**Your task**
List each line of the data in which the string "color" appears.

**Data extract**
□ □ □ □

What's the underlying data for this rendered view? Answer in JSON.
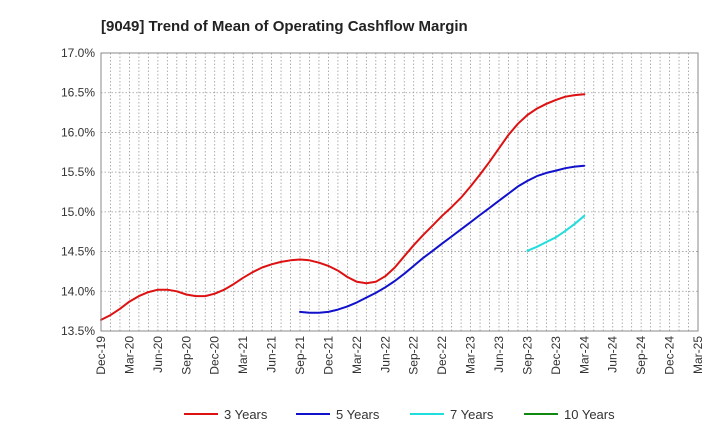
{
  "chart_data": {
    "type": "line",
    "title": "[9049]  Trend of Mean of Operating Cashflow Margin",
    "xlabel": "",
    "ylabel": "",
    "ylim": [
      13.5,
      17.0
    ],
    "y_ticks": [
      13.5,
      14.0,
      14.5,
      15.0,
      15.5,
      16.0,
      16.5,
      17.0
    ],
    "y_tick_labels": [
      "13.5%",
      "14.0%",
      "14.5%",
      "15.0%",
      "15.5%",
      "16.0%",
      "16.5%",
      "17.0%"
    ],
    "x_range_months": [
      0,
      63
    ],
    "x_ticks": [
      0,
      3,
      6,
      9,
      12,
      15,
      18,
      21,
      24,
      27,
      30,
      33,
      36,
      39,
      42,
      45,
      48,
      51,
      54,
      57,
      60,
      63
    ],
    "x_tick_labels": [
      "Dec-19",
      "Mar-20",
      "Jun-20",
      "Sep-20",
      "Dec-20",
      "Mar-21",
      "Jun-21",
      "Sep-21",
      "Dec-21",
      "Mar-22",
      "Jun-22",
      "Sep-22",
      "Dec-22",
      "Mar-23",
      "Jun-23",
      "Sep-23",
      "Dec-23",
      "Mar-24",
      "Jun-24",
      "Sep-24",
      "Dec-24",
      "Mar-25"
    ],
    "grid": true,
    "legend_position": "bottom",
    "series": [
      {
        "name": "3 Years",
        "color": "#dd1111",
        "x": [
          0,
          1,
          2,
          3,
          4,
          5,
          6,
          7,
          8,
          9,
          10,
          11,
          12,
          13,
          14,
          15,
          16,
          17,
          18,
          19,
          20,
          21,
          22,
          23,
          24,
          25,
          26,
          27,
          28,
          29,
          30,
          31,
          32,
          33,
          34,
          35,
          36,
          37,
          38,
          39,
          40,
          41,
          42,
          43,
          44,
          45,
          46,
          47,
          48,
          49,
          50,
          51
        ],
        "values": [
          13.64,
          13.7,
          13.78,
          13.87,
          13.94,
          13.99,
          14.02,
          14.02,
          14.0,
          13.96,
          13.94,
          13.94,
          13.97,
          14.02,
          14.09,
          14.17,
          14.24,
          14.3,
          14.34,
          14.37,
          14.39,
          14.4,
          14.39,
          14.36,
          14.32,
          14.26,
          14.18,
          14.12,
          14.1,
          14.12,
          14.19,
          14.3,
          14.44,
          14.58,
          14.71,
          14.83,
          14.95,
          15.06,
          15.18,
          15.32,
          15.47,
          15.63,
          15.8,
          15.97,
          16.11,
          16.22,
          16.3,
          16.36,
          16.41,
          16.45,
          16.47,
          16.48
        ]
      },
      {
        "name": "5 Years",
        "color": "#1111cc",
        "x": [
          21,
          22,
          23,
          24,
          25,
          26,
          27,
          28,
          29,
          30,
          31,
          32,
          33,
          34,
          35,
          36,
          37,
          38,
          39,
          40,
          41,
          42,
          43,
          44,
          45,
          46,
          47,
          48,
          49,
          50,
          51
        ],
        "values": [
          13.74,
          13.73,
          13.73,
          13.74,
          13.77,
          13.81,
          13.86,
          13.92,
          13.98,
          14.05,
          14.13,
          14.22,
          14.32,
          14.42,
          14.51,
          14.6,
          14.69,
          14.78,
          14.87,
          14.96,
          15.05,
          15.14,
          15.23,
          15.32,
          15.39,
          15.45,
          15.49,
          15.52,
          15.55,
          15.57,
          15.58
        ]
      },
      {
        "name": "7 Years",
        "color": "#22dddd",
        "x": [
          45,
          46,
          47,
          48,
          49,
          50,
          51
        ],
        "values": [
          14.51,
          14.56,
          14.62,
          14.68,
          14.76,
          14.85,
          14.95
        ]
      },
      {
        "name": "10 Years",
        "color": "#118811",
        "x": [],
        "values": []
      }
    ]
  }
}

□ □ □ □

**Finished exercise**
        "color": "#dd1111",
        "color": "#1111cc",
        "color": "#22dddd",
        "color": "#118811",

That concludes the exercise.